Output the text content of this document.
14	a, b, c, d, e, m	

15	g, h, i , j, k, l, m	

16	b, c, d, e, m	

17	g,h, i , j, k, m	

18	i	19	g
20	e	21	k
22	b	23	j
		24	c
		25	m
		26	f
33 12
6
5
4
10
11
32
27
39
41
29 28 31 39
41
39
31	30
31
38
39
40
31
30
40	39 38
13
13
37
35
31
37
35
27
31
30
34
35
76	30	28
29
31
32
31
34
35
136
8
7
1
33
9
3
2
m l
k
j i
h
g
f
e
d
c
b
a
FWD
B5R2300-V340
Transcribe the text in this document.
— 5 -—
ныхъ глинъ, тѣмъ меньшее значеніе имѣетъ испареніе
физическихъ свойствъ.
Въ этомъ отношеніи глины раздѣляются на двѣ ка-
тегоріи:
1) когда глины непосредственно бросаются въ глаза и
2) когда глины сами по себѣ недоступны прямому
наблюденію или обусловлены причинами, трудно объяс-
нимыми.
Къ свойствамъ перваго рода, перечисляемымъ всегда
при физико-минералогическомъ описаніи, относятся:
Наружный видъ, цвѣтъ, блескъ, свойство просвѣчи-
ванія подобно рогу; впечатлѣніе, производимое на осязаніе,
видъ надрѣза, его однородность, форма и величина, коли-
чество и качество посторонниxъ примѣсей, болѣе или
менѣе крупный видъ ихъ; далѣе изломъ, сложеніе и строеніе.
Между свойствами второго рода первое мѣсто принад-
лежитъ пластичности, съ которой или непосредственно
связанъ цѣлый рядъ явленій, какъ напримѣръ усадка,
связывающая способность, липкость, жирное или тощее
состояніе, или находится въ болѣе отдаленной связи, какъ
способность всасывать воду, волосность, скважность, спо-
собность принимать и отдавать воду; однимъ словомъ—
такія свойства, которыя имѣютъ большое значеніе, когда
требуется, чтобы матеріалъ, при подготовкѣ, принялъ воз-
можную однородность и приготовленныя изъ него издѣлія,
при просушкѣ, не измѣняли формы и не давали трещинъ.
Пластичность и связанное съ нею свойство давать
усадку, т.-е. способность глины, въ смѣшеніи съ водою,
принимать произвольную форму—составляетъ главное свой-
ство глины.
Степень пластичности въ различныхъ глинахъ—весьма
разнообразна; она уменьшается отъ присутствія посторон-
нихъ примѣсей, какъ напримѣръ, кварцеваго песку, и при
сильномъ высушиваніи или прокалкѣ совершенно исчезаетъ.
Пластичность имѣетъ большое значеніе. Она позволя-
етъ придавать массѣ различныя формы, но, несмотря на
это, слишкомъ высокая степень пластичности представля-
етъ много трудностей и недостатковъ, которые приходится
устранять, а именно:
--
◆ Exercise aim
Print all the data exactly.

◆ Result below
Output the text content of this document.
14	a, b, c, d, e, m	

15	g, h, i , j, k, l, m	

16	b, c, d, e, m	

17	g,h, i , j, k, m	

18	i	19	g
20	e	21	k
22	b	23	j
		24	c
		25	m
		26	f
33 12
6
5
4
10
11
32
27
39
41
29 28 31 39
41
39
31	30
31
38
39
40
31
30
40	39 38
13
13
37
35
31
37
35
27
31
30
34
35
76	30	28
29
31
32
31
34
35
136
8
7
1
33
9
3
2
m l
k
j i
h
g
f
e
d
c
b
a
FWD
B5R2300-V340
Transcribe the text in this document.
— 5 -—
ныхъ глинъ, тѣмъ меньшее значеніе имѣетъ испареніе
физическихъ свойствъ.
Въ этомъ отношеніи глины раздѣляются на двѣ ка-
тегоріи:
1) когда глины непосредственно бросаются въ глаза и
2) когда глины сами по себѣ недоступны прямому
наблюденію или обусловлены причинами, трудно объяс-
нимыми.
Къ свойствамъ перваго рода, перечисляемымъ всегда
при физико-минералогическомъ описаніи, относятся:
Наружный видъ, цвѣтъ, блескъ, свойство просвѣчи-
ванія подобно рогу; впечатлѣніе, производимое на осязаніе,
видъ надрѣза, его однородность, форма и величина, коли-
чество и качество посторонниxъ примѣсей, болѣе или
менѣе крупный видъ ихъ; далѣе изломъ, сложеніе и строеніе.
Между свойствами второго рода первое мѣсто принад-
лежитъ пластичности, съ которой или непосредственно
связанъ цѣлый рядъ явленій, какъ напримѣръ усадка,
связывающая способность, липкость, жирное или тощее
состояніе, или находится въ болѣе отдаленной связи, какъ
способность всасывать воду, волосность, скважность, спо-
собность принимать и отдавать воду; однимъ словомъ—
такія свойства, которыя имѣютъ большое значеніе, когда
требуется, чтобы матеріалъ, при подготовкѣ, принялъ воз-
можную однородность и приготовленныя изъ него издѣлія,
при просушкѣ, не измѣняли формы и не давали трещинъ.
Пластичность и связанное съ нею свойство давать
усадку, т.-е. способность глины, въ смѣшеніи съ водою,
принимать произвольную форму—составляетъ главное свой-
ство глины.
Степень пластичности въ различныхъ глинахъ—весьма
разнообразна; она уменьшается отъ присутствія посторон-
нихъ примѣсей, какъ напримѣръ, кварцеваго песку, и при
сильномъ высушиваніи или прокалкѣ совершенно исчезаетъ.
Пластичность имѣетъ большое значеніе. Она позволя-
етъ придавать массѣ различныя формы, но, несмотря на
это, слишкомъ высокая степень пластичности представля-
етъ много трудностей и недостатковъ, которые приходится
устранять, а именно:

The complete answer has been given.